(begin)
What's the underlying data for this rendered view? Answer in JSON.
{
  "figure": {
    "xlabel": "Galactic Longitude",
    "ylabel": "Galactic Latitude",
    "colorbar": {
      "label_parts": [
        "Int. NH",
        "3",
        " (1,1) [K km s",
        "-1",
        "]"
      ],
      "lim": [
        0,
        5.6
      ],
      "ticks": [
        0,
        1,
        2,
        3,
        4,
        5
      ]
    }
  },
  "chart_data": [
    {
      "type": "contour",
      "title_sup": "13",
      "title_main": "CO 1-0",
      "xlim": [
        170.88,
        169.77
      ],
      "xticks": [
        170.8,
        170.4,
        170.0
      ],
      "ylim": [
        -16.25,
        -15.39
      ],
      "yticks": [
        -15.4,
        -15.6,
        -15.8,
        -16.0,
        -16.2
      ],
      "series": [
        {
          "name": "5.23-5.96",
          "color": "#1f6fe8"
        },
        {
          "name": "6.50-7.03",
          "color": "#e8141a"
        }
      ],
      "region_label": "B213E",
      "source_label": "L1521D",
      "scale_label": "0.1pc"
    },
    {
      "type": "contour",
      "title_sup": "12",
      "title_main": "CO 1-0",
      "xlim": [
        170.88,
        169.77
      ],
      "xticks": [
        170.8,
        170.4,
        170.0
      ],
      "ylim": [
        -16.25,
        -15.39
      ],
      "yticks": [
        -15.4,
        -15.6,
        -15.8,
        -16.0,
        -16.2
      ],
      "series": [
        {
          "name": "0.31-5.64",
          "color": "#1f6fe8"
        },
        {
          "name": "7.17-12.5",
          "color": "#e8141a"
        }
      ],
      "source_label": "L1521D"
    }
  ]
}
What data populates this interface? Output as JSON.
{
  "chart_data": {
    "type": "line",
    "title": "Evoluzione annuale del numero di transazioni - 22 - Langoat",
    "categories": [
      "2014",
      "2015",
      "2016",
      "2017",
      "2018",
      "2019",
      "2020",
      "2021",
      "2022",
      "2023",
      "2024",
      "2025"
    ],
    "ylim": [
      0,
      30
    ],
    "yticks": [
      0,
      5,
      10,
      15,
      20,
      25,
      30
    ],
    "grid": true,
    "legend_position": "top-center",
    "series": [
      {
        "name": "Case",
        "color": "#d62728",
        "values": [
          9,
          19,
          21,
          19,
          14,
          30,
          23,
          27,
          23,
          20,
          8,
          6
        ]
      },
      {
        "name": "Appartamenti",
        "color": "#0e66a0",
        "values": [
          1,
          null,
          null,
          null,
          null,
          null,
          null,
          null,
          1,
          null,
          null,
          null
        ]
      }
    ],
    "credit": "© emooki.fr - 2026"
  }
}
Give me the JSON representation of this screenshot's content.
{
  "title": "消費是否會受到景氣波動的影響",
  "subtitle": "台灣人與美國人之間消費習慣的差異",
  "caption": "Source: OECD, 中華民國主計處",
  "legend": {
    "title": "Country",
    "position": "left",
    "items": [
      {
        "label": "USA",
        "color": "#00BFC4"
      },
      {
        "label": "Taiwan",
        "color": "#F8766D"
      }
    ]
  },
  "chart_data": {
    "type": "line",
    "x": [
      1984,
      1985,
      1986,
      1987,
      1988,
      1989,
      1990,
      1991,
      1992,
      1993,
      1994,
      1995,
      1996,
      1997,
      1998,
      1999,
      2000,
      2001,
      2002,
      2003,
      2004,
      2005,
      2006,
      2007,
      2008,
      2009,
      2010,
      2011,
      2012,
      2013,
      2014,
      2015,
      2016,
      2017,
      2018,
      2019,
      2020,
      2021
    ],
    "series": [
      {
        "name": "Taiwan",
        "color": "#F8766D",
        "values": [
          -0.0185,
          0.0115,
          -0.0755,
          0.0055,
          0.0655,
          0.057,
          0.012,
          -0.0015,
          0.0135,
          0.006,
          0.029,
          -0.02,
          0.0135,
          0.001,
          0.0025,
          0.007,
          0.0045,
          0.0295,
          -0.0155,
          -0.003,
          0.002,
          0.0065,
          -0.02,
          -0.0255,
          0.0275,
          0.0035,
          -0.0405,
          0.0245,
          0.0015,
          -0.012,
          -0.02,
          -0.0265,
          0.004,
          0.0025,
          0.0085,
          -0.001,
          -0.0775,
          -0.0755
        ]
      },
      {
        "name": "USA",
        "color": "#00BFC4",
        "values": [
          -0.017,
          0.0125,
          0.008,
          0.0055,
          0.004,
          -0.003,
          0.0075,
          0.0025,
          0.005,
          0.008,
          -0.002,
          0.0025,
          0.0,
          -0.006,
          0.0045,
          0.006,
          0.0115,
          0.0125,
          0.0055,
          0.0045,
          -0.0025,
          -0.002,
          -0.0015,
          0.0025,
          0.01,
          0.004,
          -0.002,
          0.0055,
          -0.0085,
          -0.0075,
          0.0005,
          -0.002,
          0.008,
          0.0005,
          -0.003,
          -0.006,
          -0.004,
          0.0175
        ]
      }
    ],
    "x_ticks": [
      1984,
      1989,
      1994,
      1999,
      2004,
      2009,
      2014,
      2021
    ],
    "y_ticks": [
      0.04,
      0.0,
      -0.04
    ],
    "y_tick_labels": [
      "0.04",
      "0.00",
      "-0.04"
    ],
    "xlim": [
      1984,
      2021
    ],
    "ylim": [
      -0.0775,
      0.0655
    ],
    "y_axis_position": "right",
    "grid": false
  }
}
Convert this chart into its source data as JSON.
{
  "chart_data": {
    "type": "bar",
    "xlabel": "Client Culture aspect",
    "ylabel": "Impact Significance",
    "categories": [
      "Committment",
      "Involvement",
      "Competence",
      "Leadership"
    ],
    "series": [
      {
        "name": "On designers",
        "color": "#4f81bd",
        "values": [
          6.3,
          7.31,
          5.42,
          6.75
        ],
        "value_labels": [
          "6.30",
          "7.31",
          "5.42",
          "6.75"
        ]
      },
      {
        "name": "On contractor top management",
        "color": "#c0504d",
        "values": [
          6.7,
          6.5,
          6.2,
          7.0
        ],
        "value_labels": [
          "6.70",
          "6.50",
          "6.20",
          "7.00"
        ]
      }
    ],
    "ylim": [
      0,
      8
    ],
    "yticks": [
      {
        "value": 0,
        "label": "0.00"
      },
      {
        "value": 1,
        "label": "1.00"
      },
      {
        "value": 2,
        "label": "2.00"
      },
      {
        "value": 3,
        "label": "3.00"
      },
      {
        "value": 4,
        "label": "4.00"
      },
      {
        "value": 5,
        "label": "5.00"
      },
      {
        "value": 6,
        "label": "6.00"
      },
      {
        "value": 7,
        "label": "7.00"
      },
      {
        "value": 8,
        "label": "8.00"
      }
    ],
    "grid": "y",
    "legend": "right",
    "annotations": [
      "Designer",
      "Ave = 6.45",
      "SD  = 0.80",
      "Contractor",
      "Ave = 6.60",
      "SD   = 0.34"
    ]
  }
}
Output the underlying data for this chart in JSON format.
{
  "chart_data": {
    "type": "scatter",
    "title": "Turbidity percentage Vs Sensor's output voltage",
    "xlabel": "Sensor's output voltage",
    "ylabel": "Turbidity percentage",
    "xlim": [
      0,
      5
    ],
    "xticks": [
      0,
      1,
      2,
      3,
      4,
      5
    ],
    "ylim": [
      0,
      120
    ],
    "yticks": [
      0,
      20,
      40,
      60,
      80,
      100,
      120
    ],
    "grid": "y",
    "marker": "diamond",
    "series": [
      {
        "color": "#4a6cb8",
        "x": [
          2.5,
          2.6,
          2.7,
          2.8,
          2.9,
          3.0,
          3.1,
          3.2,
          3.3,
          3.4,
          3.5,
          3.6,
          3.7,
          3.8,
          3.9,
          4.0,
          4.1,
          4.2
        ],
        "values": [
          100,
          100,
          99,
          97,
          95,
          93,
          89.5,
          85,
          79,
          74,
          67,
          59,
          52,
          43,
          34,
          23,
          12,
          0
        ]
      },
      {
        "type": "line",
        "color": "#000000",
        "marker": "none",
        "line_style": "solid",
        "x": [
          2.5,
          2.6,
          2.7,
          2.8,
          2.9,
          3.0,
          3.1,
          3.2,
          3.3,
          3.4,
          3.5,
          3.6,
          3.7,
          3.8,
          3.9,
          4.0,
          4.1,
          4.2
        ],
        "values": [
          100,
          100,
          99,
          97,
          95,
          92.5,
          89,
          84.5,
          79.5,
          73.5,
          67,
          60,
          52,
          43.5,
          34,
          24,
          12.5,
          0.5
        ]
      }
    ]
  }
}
(end)
Show every line of the records above that contains the word "percentage".

*Response*.
    "title": "Turbidity percentage Vs Sensor's output voltage",
    "ylabel": "Turbidity percentage",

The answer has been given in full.